▸ **Task requirements**: Print the data that follows exactly.

(A block of data)
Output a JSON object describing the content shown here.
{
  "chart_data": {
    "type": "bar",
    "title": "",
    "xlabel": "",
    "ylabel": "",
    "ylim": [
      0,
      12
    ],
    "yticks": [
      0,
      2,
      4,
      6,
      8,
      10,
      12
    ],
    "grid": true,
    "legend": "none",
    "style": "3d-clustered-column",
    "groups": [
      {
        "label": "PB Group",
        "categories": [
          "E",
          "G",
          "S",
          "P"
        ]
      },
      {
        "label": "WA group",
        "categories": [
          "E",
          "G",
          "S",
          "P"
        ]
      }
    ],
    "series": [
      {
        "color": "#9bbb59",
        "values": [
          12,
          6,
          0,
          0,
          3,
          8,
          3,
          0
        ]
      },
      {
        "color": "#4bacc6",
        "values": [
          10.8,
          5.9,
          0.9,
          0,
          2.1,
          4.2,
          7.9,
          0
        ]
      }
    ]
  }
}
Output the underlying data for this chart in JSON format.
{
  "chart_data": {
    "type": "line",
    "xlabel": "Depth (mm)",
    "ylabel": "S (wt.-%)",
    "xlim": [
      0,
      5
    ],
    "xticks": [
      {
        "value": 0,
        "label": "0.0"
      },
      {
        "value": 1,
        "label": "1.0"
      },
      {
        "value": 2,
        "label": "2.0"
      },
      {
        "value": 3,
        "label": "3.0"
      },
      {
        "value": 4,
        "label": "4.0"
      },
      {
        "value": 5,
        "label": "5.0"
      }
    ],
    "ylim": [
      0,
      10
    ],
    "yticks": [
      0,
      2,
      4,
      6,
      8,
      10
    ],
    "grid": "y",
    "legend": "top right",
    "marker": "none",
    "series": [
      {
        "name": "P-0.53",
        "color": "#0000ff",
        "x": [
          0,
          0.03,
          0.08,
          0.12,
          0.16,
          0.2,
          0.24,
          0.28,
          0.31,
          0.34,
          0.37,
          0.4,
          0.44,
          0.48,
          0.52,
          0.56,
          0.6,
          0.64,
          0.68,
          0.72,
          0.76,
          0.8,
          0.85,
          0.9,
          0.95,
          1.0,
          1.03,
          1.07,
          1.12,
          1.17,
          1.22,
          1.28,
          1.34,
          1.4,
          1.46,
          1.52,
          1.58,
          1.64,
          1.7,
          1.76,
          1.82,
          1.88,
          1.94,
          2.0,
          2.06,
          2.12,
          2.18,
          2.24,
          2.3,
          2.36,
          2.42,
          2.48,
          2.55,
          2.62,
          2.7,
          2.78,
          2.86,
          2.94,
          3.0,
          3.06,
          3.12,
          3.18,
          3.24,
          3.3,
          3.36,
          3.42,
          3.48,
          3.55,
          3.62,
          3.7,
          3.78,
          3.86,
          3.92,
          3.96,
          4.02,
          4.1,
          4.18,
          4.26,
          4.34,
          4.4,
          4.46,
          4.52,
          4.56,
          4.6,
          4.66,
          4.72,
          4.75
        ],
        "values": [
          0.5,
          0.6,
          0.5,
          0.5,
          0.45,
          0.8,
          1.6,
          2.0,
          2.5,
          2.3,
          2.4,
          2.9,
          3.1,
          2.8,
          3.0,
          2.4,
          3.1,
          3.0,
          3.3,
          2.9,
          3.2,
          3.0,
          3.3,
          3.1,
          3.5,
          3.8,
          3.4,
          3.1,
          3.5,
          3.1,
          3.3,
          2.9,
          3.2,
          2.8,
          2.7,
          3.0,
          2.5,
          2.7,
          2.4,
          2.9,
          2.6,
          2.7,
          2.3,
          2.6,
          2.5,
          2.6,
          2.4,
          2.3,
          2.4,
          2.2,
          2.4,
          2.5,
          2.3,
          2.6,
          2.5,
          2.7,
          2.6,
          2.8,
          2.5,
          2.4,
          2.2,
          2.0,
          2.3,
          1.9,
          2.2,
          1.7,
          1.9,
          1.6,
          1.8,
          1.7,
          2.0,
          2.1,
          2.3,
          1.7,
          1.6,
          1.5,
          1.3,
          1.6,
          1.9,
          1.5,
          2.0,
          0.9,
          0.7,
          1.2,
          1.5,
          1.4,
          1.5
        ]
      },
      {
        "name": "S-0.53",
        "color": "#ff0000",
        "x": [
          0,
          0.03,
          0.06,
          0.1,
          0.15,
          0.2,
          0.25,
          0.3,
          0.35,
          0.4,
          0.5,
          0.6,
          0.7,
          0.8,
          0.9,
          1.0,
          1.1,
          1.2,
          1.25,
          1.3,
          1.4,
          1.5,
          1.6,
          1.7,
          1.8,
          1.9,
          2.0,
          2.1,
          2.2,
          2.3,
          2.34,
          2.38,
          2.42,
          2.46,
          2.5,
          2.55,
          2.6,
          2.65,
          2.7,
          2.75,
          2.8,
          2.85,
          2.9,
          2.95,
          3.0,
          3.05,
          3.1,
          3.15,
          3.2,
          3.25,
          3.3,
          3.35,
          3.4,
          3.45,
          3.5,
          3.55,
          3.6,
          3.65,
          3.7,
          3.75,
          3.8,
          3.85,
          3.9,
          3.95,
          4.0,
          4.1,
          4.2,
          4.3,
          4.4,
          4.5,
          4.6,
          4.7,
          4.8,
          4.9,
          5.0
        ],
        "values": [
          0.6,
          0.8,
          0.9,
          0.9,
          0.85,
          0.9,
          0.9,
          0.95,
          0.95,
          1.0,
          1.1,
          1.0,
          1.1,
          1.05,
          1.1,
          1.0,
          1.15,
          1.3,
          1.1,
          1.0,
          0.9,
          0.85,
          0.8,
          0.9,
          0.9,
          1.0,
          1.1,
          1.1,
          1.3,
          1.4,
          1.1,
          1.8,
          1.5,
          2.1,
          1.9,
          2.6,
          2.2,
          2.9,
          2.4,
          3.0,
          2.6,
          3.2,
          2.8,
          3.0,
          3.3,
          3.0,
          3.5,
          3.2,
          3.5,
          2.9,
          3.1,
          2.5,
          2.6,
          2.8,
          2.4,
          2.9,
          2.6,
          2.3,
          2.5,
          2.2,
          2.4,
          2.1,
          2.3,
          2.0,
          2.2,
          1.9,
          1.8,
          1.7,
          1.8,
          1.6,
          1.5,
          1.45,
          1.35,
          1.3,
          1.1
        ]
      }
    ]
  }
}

▸ **Task output**:
Output a JSON object describing the content shown here.
{
  "chart_data": {
    "type": "bar",
    "title": "",
    "xlabel": "",
    "ylabel": "",
    "ylim": [
      0,
      12
    ],
    "yticks": [
      0,
      2,
      4,
      6,
      8,
      10,
      12
    ],
    "grid": true,
    "legend": "none",
    "style": "3d-clustered-column",
    "groups": [
      {
        "label": "PB Group",
        "categories": [
          "E",
          "G",
          "S",
          "P"
        ]
      },
      {
        "label": "WA group",
        "categories": [
          "E",
          "G",
          "S",
          "P"
        ]
      }
    ],
    "series": [
      {
        "color": "#9bbb59",
        "values": [
          12,
          6,
          0,
          0,
          3,
          8,
          3,
          0
        ]
      },
      {
        "color": "#4bacc6",
        "values": [
          10.8,
          5.9,
          0.9,
          0,
          2.1,
          4.2,
          7.9,
          0
        ]
      }
    ]
  }
}
Output the underlying data for this chart in JSON format.
{
  "chart_data": {
    "type": "line",
    "xlabel": "Depth (mm)",
    "ylabel": "S (wt.-%)",
    "xlim": [
      0,
      5
    ],
    "xticks": [
      {
        "value": 0,
        "label": "0.0"
      },
      {
        "value": 1,
        "label": "1.0"
      },
      {
        "value": 2,
        "label": "2.0"
      },
      {
        "value": 3,
        "label": "3.0"
      },
      {
        "value": 4,
        "label": "4.0"
      },
      {
        "value": 5,
        "label": "5.0"
      }
    ],
    "ylim": [
      0,
      10
    ],
    "yticks": [
      0,
      2,
      4,
      6,
      8,
      10
    ],
    "grid": "y",
    "legend": "top right",
    "marker": "none",
    "series": [
      {
        "name": "P-0.53",
        "color": "#0000ff",
        "x": [
          0,
          0.03,
          0.08,
          0.12,
          0.16,
          0.2,
          0.24,
          0.28,
          0.31,
          0.34,
          0.37,
          0.4,
          0.44,
          0.48,
          0.52,
          0.56,
          0.6,
          0.64,
          0.68,
          0.72,
          0.76,
          0.8,
          0.85,
          0.9,
          0.95,
          1.0,
          1.03,
          1.07,
          1.12,
          1.17,
          1.22,
          1.28,
          1.34,
          1.4,
          1.46,
          1.52,
          1.58,
          1.64,
          1.7,
          1.76,
          1.82,
          1.88,
          1.94,
          2.0,
          2.06,
          2.12,
          2.18,
          2.24,
          2.3,
          2.36,
          2.42,
          2.48,
          2.55,
          2.62,
          2.7,
          2.78,
          2.86,
          2.94,
          3.0,
          3.06,
          3.12,
          3.18,
          3.24,
          3.3,
          3.36,
          3.42,
          3.48,
          3.55,
          3.62,
          3.7,
          3.78,
          3.86,
          3.92,
          3.96,
          4.02,
          4.1,
          4.18,
          4.26,
          4.34,
          4.4,
          4.46,
          4.52,
          4.56,
          4.6,
          4.66,
          4.72,
          4.75
        ],
        "values": [
          0.5,
          0.6,
          0.5,
          0.5,
          0.45,
          0.8,
          1.6,
          2.0,
          2.5,
          2.3,
          2.4,
          2.9,
          3.1,
          2.8,
          3.0,
          2.4,
          3.1,
          3.0,
          3.3,
          2.9,
          3.2,
          3.0,
          3.3,
          3.1,
          3.5,
          3.8,
          3.4,
          3.1,
          3.5,
          3.1,
          3.3,
          2.9,
          3.2,
          2.8,
          2.7,
          3.0,
          2.5,
          2.7,
          2.4,
          2.9,
          2.6,
          2.7,
          2.3,
          2.6,
          2.5,
          2.6,
          2.4,
          2.3,
          2.4,
          2.2,
          2.4,
          2.5,
          2.3,
          2.6,
          2.5,
          2.7,
          2.6,
          2.8,
          2.5,
          2.4,
          2.2,
          2.0,
          2.3,
          1.9,
          2.2,
          1.7,
          1.9,
          1.6,
          1.8,
          1.7,
          2.0,
          2.1,
          2.3,
          1.7,
          1.6,
          1.5,
          1.3,
          1.6,
          1.9,
          1.5,
          2.0,
          0.9,
          0.7,
          1.2,
          1.5,
          1.4,
          1.5
        ]
      },
      {
        "name": "S-0.53",
        "color": "#ff0000",
        "x": [
          0,
          0.03,
          0.06,
          0.1,
          0.15,
          0.2,
          0.25,
          0.3,
          0.35,
          0.4,
          0.5,
          0.6,
          0.7,
          0.8,
          0.9,
          1.0,
          1.1,
          1.2,
          1.25,
          1.3,
          1.4,
          1.5,
          1.6,
          1.7,
          1.8,
          1.9,
          2.0,
          2.1,
          2.2,
          2.3,
          2.34,
          2.38,
          2.42,
          2.46,
          2.5,
          2.55,
          2.6,
          2.65,
          2.7,
          2.75,
          2.8,
          2.85,
          2.9,
          2.95,
          3.0,
          3.05,
          3.1,
          3.15,
          3.2,
          3.25,
          3.3,
          3.35,
          3.4,
          3.45,
          3.5,
          3.55,
          3.6,
          3.65,
          3.7,
          3.75,
          3.8,
          3.85,
          3.9,
          3.95,
          4.0,
          4.1,
          4.2,
          4.3,
          4.4,
          4.5,
          4.6,
          4.7,
          4.8,
          4.9,
          5.0
        ],
        "values": [
          0.6,
          0.8,
          0.9,
          0.9,
          0.85,
          0.9,
          0.9,
          0.95,
          0.95,
          1.0,
          1.1,
          1.0,
          1.1,
          1.05,
          1.1,
          1.0,
          1.15,
          1.3,
          1.1,
          1.0,
          0.9,
          0.85,
          0.8,
          0.9,
          0.9,
          1.0,
          1.1,
          1.1,
          1.3,
          1.4,
          1.1,
          1.8,
          1.5,
          2.1,
          1.9,
          2.6,
          2.2,
          2.9,
          2.4,
          3.0,
          2.6,
          3.2,
          2.8,
          3.0,
          3.3,
          3.0,
          3.5,
          3.2,
          3.5,
          2.9,
          3.1,
          2.5,
          2.6,
          2.8,
          2.4,
          2.9,
          2.6,
          2.3,
          2.5,
          2.2,
          2.4,
          2.1,
          2.3,
          2.0,
          2.2,
          1.9,
          1.8,
          1.7,
          1.8,
          1.6,
          1.5,
          1.45,
          1.35,
          1.3,
          1.1
        ]
      }
    ]
  }
}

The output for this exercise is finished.